[Parts of the exercise]:
a – Translate this sentence from the passage on marketing analytics in Nigeria into Spanish: "The firms that realise and adopt this evidence-based marketing will dominate their market space."
b – Write a continuation of the passage on marketing analytics in Nigeria, picking up right after its final sentence.

[Given passage]:
(begin)

Nigerian corporations have rapidly adopted world-class marketing and customer engagement activities but have lagged in adopting a vital capability: Marketing Analytics. The firms that realise and adopt this evidence-based marketing will dominate their market space. CMOs should lead the charge because the implications are firm wide and the benefits substantial. Photo credit: Technology Times

Marketing Analytics is the art of using rigorous empirical evidence (data) to inform planning, evaluation, learning and continuous improvement of marketing investments. Marketing Analytics involves using data to improve campaign performance, increase marketing accounts for the same level of investment and identify effective customer contact and engagement opportunities. With the expanding volume of data, it is therefore not a surprise that interest in marketing analytics has grown over the past six years.

Using Marketing Analytics, media budget allocation need not be a repetition of previous years’ allocations following the “that’s how we’ve always done it” mentality, nor will it be a process of trial and error. Instead, it will be grounded in sound pro-forma modelling and projections. A marketing campaign will not be judged successful because the campaign was well executed; judgements will be based on whether the campaign achieves specific targets pre-defined as the campaign’s key performance indicators (KPIs).  You read that right. Campaign success will not be evaluated based on the launch of the campaign. Instead success will be evaluated based on whether campaigns attain specific performance targets defined by specific KPIs (also called metrics). These KPIs are derived from the business objectives that necessitated the campaign in the first place. Therefore, the adoption of Marketing Analytics encourages clear performance expectations, rigorous evaluation of marketing investment options and the planning and development of a sound business strategy. In short, Marketing Analytics results in a marketing culture that is fully accountable.

The organisations that have adopted Marketing Analytics into their culture have reaped the benefits in spades. Marketing Analytics has become a competitive weapon for many global organisations. By having access to high quality analytics talents, either internally or through analytics consultants, firms such as Zynga (the super-successful gaming company), Harrah’s (the outstanding entertainment organisation), Google (needs no introduction) and Amazon (the super-successful online superstore) to name just a few, have delivered corporate growth, solid customer value and a return on investment.

Access to marketing data (customer, campaign, or marketing operations data) is essential to ensure meaningful accountability, but Nigerian organisations were previously subject to a few marketing data limitations. The dominance of traditional forms of media such as TV, radio, billboards and print (they all notoriously fail to give off ample performance datasets) as well as poor customer data collection practices have limited any meaningful analytics. Now, times have changed. The rapid penetration of digital channels of information in Nigeria, such as the Internet, email, display advertising, search engines, social media and mobile technology, has changed the game. These digital channels give off so much data that any marketer who actively engages in digital advertising as part of his or her marketing program and complains of not having enough data deserves to be fired.

(end)

[Dataset section]:

(begin)

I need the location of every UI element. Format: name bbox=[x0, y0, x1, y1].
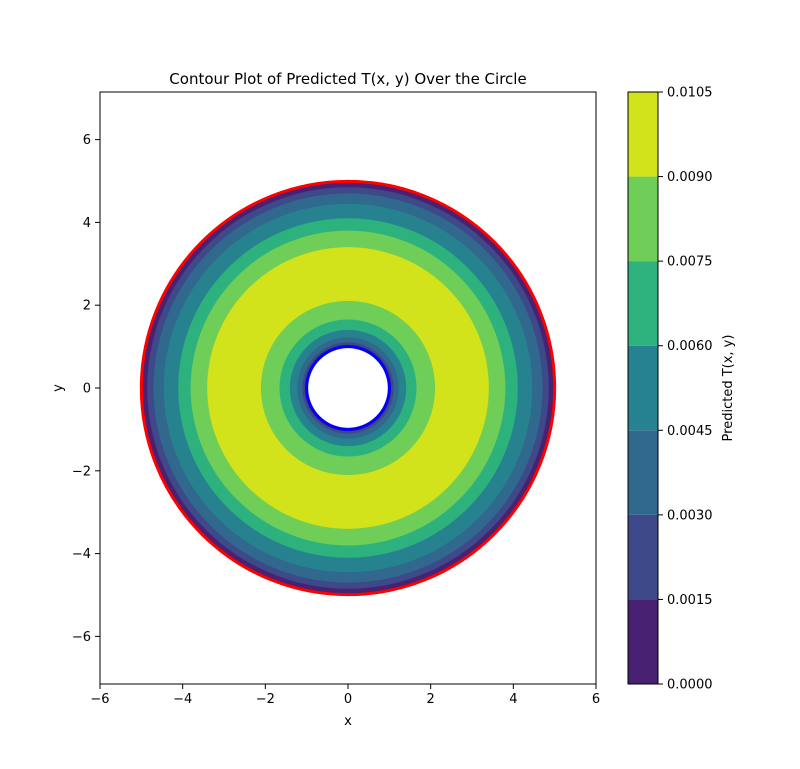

(end)

[Replies]:
a – Las empresas que comprendan y adopten este marketing basado en evidencia dominarán su espacio de mercado.

b –
Common Excuses

Marketing Analytics is a competitive weapon, but the inherent outcome is marketing accountability—how well marketers are making use of the marketing investments entrusted to them. The following are real excuses provided by marketers and exclude the cynical resistance to accountability that may result from corrupt practices. (Do we still have this in the Nigerian private sector with solid internal controls? At any rate, this should be less of an issue among the types of astute world-class marketers and organisations addressed in this article).

  • Accountability is a low priority because there are more pressing, more urgent challenges than measuring how well campaigns are performing.
  • There is little time to commit to, or to deploy accountability mechanisms because most of programs have aggressive go-to-market timelines.
  • There is a lack of access to the technology or tools needed to conduct the analysis.
  • There is no data to evaluate because the campaign (or agency) did not provide the required data.
  • There is doubt about measurements because measurements are considered bean counting that may limit creative flexibility, which is more important for campaign success.
  • There are no analytics experts in the marketing agency currently managing the brand.
  • The campaign is low-budget, low-priority and no one cares about its performance.
  • There is too much confidence (hubris?) that the study or analysis or model conducted some years back still applies, so marketers feel no need for re-evaluation.
  • How Analytics competitors overcome the common challenges
  • These could be legitimate, but experience shows that organisations that adopt and win with Marketing Analytics do things a little differently. Here are those same excuses with some solutions provided by marketing managers using Marketing Analytics.
  • Low priority, No Time – Bake Marketing Analytics and accountability into the planning process.
  • No technology or tools – Prioritise investments into the right tools and seek out partners that can provide the necessary tools.
  • Lack of data – Form partnerships with entities that ensure data access and are comfortable with using proxy (representative) data to estimate their campaign’s impact.
  • Doubt about measurement return on investment (ROI) – Subject doubts to empirical tests. Do not make decisions based on speculation.
  • Limited agency expertise – Seek out agencies with Marketing Analytics expertise, or add Marketing Analytics consultants in the event that current advertising agencies used by the company have other highly desirable capabilities.
  • Low-budget, low-priority campaigns – Believe that “if it’s worth investing in, it’s worth measuring”.
  • Confidence on old findings – Understand that the competitive context can change. Aggressively seek out new insights to help win in the market place.

 

CMOs: Play your part

Why do these managers do things differently when it comes to Marketing Analytics and accountability? It’s because they usually have executive sponsors who understand the importance of accountability and prioritise maximising returns on marketing investments. While well-informed managers may succeed when developing marketing strategies for their brands using analytics, Marketing Analytics must be adopted by the entire organisation for maximum impact.

Organizational leaders exert vital influence on work culture and organisational priorities, and CMOs’ impact on marketing should be no different. When CMOs sincerely demand measurable results on marketing investments, marketing accountability spreads though the entire marketing organisation and can even spill over to partners and agencies with which a company is working. These organisations are usually successful because they set high expectations, require proof of performance, demand continuous improvements, test and experiment, look for performance benchmarks and expect a learning road map from the agencies with which they are working. These analytically savvy organisations also set the tone for when developing new marketing relationships; their request for proposals (RFPs) usually provides clear objectives and performance targets, and they demand that their partners also appreciate accountability.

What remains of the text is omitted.